[Written task]: Copy exactly, and only, the lines from the line containing "Enumerate this screenshot's" through the last line of the records below, both included, and leave out any pictures.

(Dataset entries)
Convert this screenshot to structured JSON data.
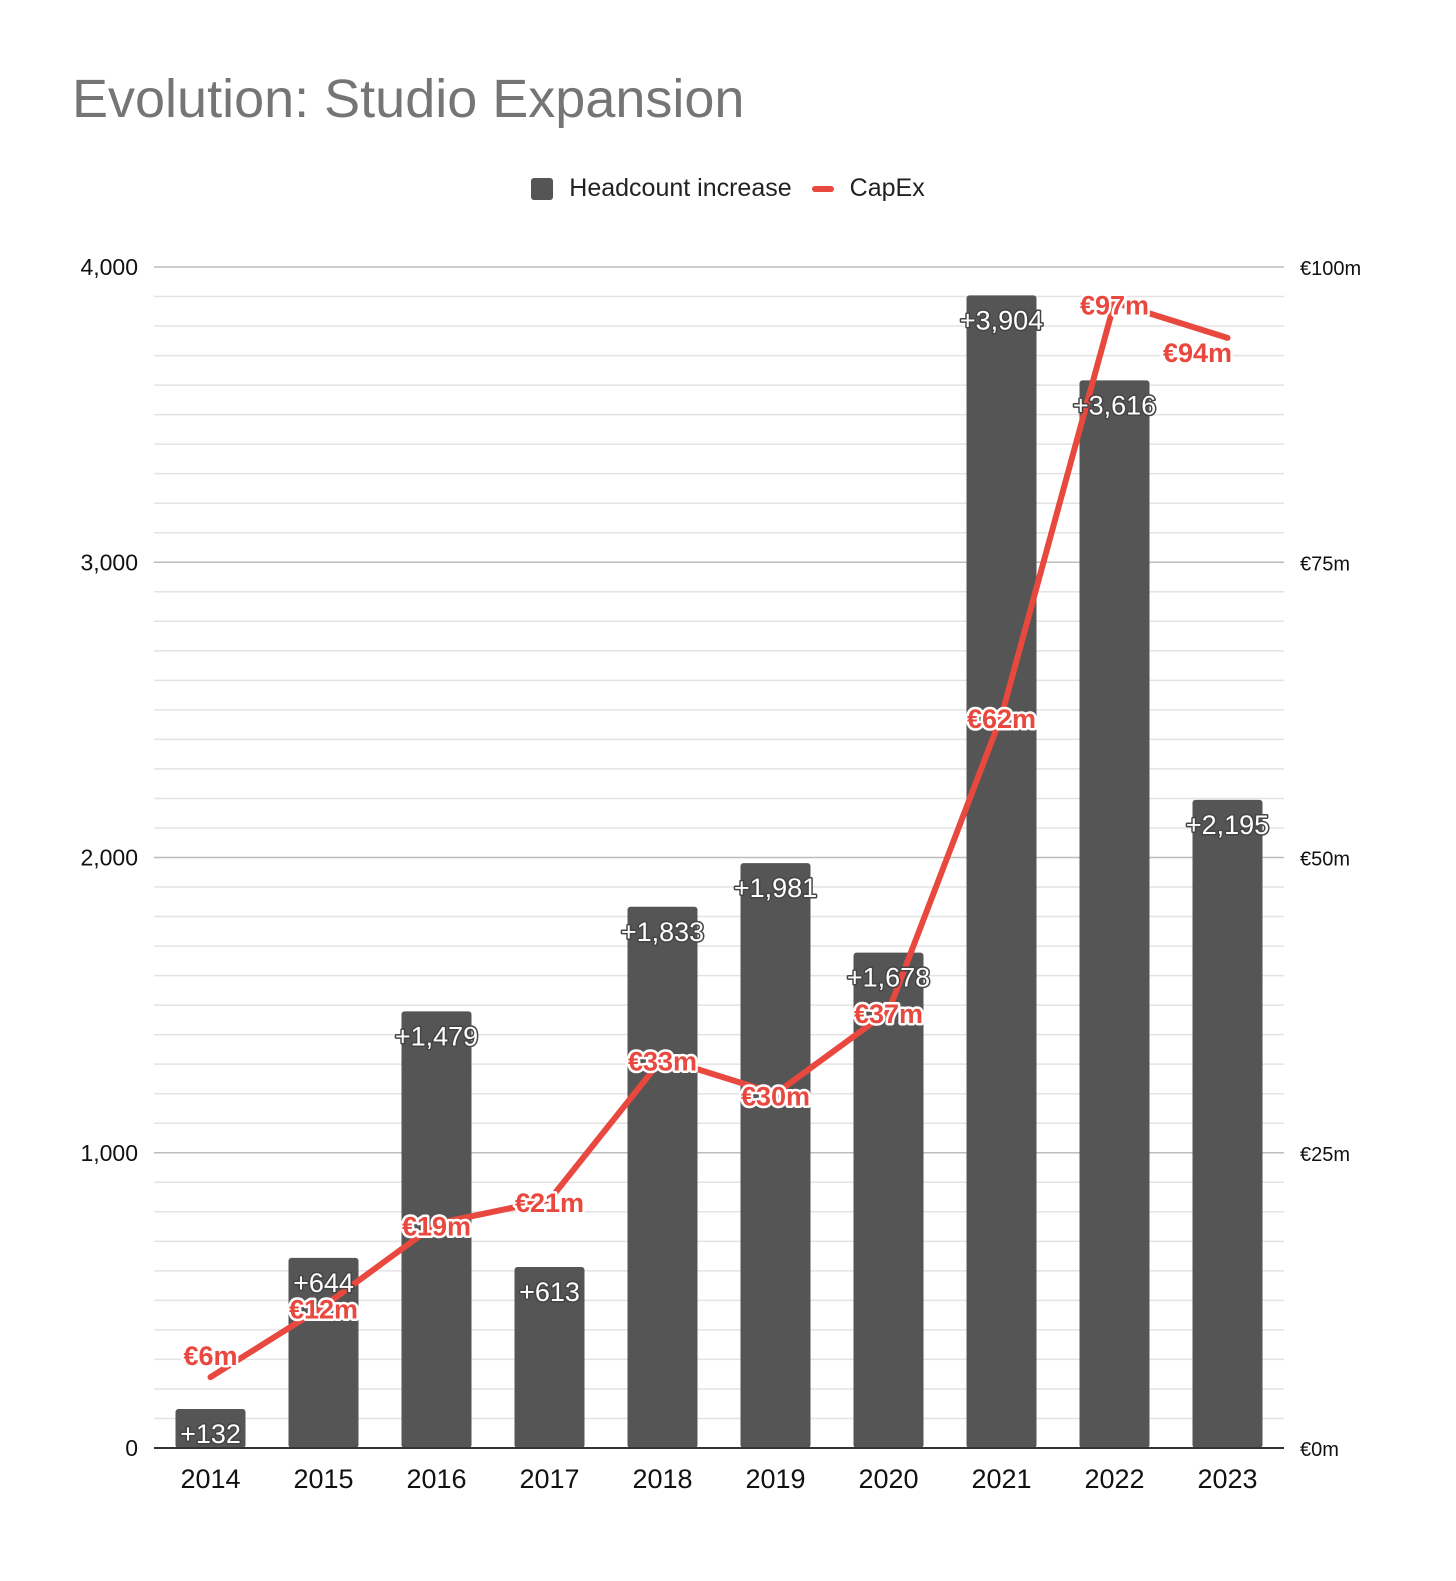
{
  "chart_data": {
    "type": "bar",
    "title": "Evolution: Studio Expansion",
    "categories": [
      "2014",
      "2015",
      "2016",
      "2017",
      "2018",
      "2019",
      "2020",
      "2021",
      "2022",
      "2023"
    ],
    "series": [
      {
        "name": "Headcount increase",
        "type": "bar",
        "axis": "left",
        "color": "#555555",
        "values": [
          132,
          644,
          1479,
          613,
          1833,
          1981,
          1678,
          3904,
          3616,
          2195
        ],
        "labels": [
          "+132",
          "+644",
          "+1,479",
          "+613",
          "+1,833",
          "+1,981",
          "+1,678",
          "+3,904",
          "+3,616",
          "+2,195"
        ]
      },
      {
        "name": "CapEx",
        "type": "line",
        "axis": "right",
        "color": "#e8483e",
        "values": [
          6,
          12,
          19,
          21,
          33,
          30,
          37,
          62,
          97,
          94
        ],
        "labels": [
          "€6m",
          "€12m",
          "€19m",
          "€21m",
          "€33m",
          "€30m",
          "€37m",
          "€62m",
          "€97m",
          "€94m"
        ]
      }
    ],
    "y_left": {
      "ylim": [
        0,
        4000
      ],
      "ticks": [
        "0",
        "1,000",
        "2,000",
        "3,000",
        "4,000"
      ],
      "tick_values": [
        0,
        1000,
        2000,
        3000,
        4000
      ]
    },
    "y_right": {
      "ylim": [
        0,
        100
      ],
      "ticks": [
        "€0m",
        "€25m",
        "€50m",
        "€75m",
        "€100m"
      ],
      "tick_values": [
        0,
        25,
        50,
        75,
        100
      ]
    },
    "xlabel": "",
    "ylabel": "",
    "grid": true,
    "legend_position": "top-center"
  }
}
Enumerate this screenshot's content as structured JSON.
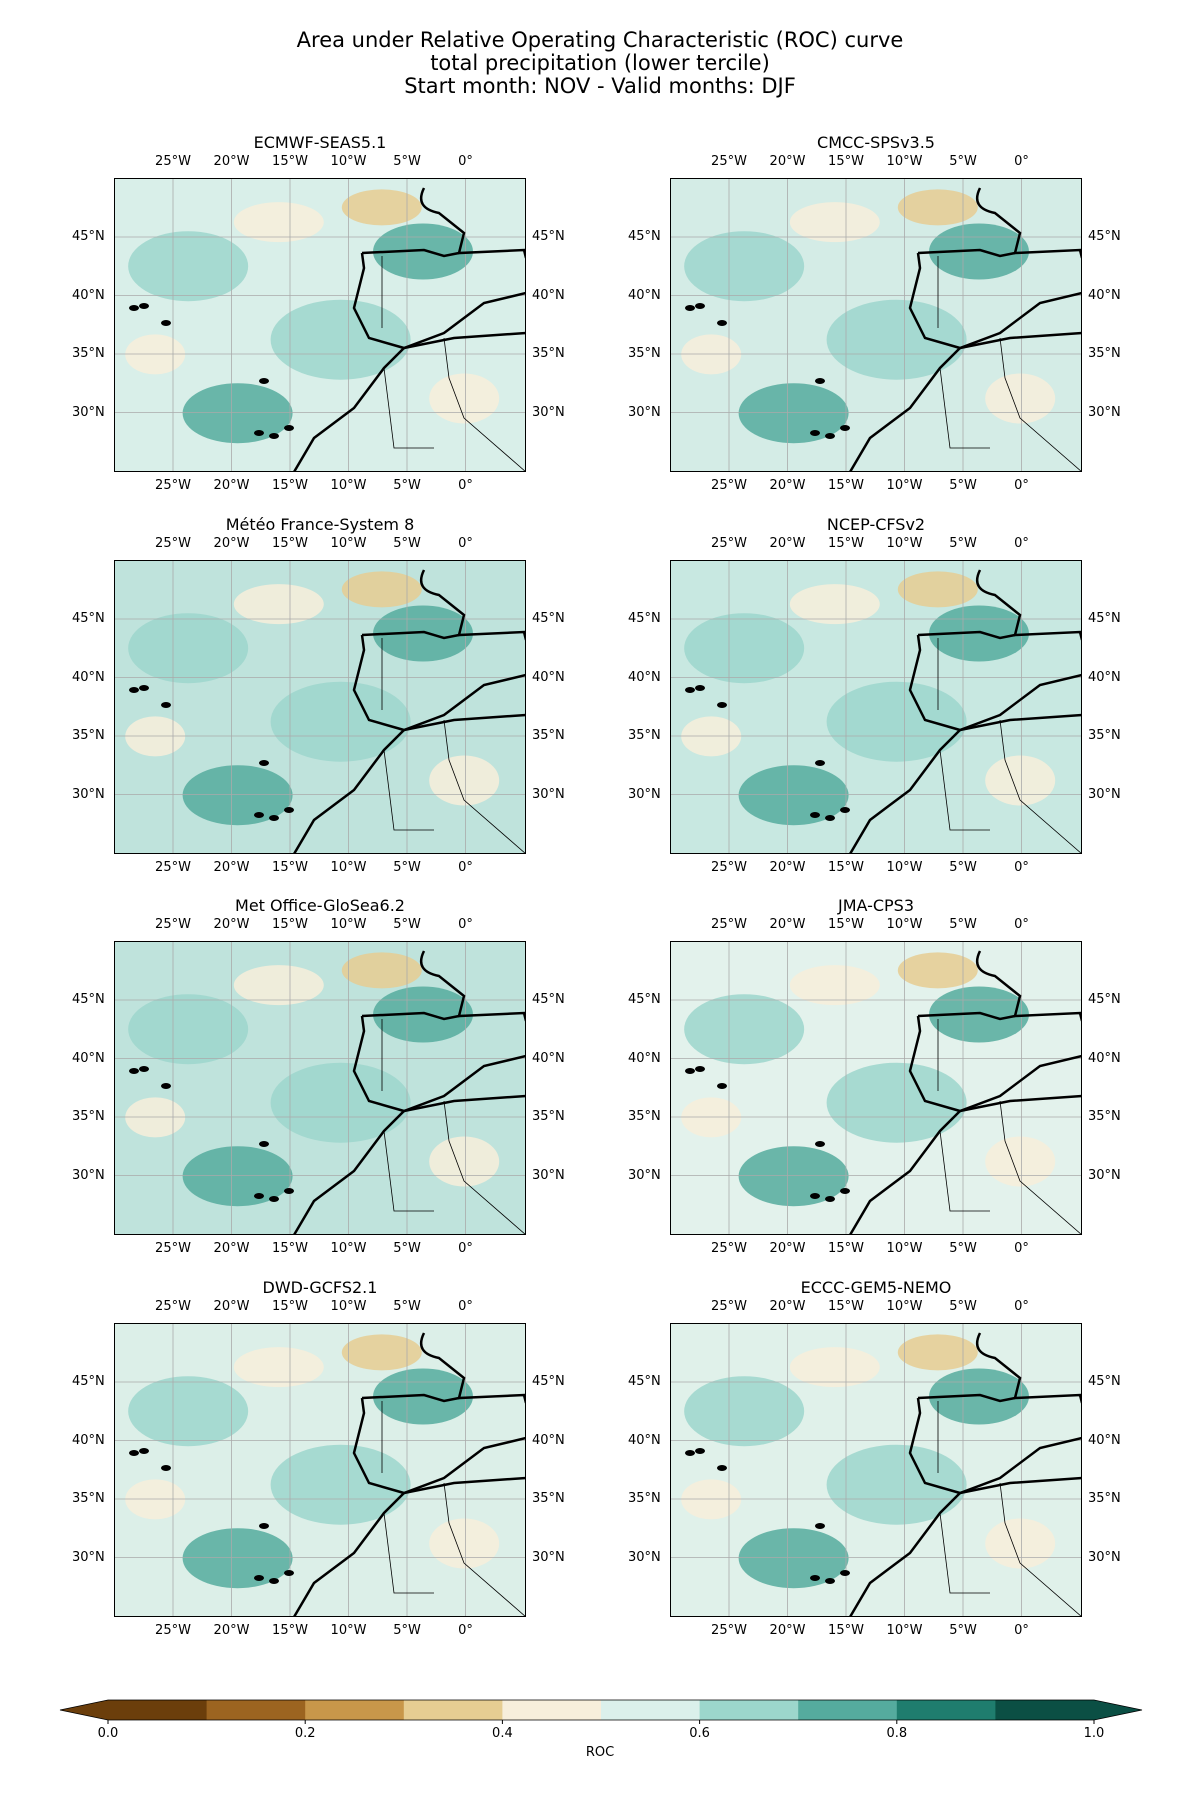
{
  "figure": {
    "title_lines": [
      "Area under Relative Operating Characteristic (ROC) curve",
      "total precipitation (lower tercile)",
      "Start month: NOV - Valid months: DJF"
    ]
  },
  "axes": {
    "lon_ticks": [
      "25°W",
      "20°W",
      "15°W",
      "10°W",
      "5°W",
      "0°"
    ],
    "lat_ticks": [
      "45°N",
      "40°N",
      "35°N",
      "30°N"
    ]
  },
  "panels": [
    {
      "name": "ECMWF-SEAS5.1",
      "tint": "#d9efe9"
    },
    {
      "name": "CMCC-SPSv3.5",
      "tint": "#d4ece6"
    },
    {
      "name": "Météo France-System 8",
      "tint": "#bfe3dc"
    },
    {
      "name": "NCEP-CFSv2",
      "tint": "#c8e8e1"
    },
    {
      "name": "Met Office-GloSea6.2",
      "tint": "#bfe3dc"
    },
    {
      "name": "JMA-CPS3",
      "tint": "#e3f2ec"
    },
    {
      "name": "DWD-GCFS2.1",
      "tint": "#dcefe8"
    },
    {
      "name": "ECCC-GEM5-NEMO",
      "tint": "#e0f1ea"
    }
  ],
  "colorbar": {
    "label": "ROC",
    "tick_labels": [
      "0.0",
      "0.2",
      "0.4",
      "0.6",
      "0.8",
      "1.0"
    ],
    "bin_edges": [
      0.0,
      0.1,
      0.2,
      0.3,
      0.4,
      0.5,
      0.6,
      0.7,
      0.8,
      0.9,
      1.0
    ],
    "colors": [
      "#6b3e0b",
      "#9c6420",
      "#c8974a",
      "#e6cd92",
      "#f7eedb",
      "#dbf0eb",
      "#9cd6cc",
      "#55ab9e",
      "#1f7d6e",
      "#0b4f44"
    ],
    "extend": "both",
    "low_color": "#6b3e0b",
    "high_color": "#0b4f44"
  }
}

[Expected answer]:
Enumerate this screenshot's content as structured JSON.
{
  "figure": {
    "title_lines": [
      "Area under Relative Operating Characteristic (ROC) curve",
      "total precipitation (lower tercile)",
      "Start month: NOV - Valid months: DJF"
    ]
  },
  "axes": {
    "lon_ticks": [
      "25°W",
      "20°W",
      "15°W",
      "10°W",
      "5°W",
      "0°"
    ],
    "lat_ticks": [
      "45°N",
      "40°N",
      "35°N",
      "30°N"
    ]
  },
  "panels": [
    {
      "name": "ECMWF-SEAS5.1",
      "tint": "#d9efe9"
    },
    {
      "name": "CMCC-SPSv3.5",
      "tint": "#d4ece6"
    },
    {
      "name": "Météo France-System 8",
      "tint": "#bfe3dc"
    },
    {
      "name": "NCEP-CFSv2",
      "tint": "#c8e8e1"
    },
    {
      "name": "Met Office-GloSea6.2",
      "tint": "#bfe3dc"
    },
    {
      "name": "JMA-CPS3",
      "tint": "#e3f2ec"
    },
    {
      "name": "DWD-GCFS2.1",
      "tint": "#dcefe8"
    },
    {
      "name": "ECCC-GEM5-NEMO",
      "tint": "#e0f1ea"
    }
  ],
  "colorbar": {
    "label": "ROC",
    "tick_labels": [
      "0.0",
      "0.2",
      "0.4",
      "0.6",
      "0.8",
      "1.0"
    ],
    "bin_edges": [
      0.0,
      0.1,
      0.2,
      0.3,
      0.4,
      0.5,
      0.6,
      0.7,
      0.8,
      0.9,
      1.0
    ],
    "colors": [
      "#6b3e0b",
      "#9c6420",
      "#c8974a",
      "#e6cd92",
      "#f7eedb",
      "#dbf0eb",
      "#9cd6cc",
      "#55ab9e",
      "#1f7d6e",
      "#0b4f44"
    ],
    "extend": "both",
    "low_color": "#6b3e0b",
    "high_color": "#0b4f44"
  }
}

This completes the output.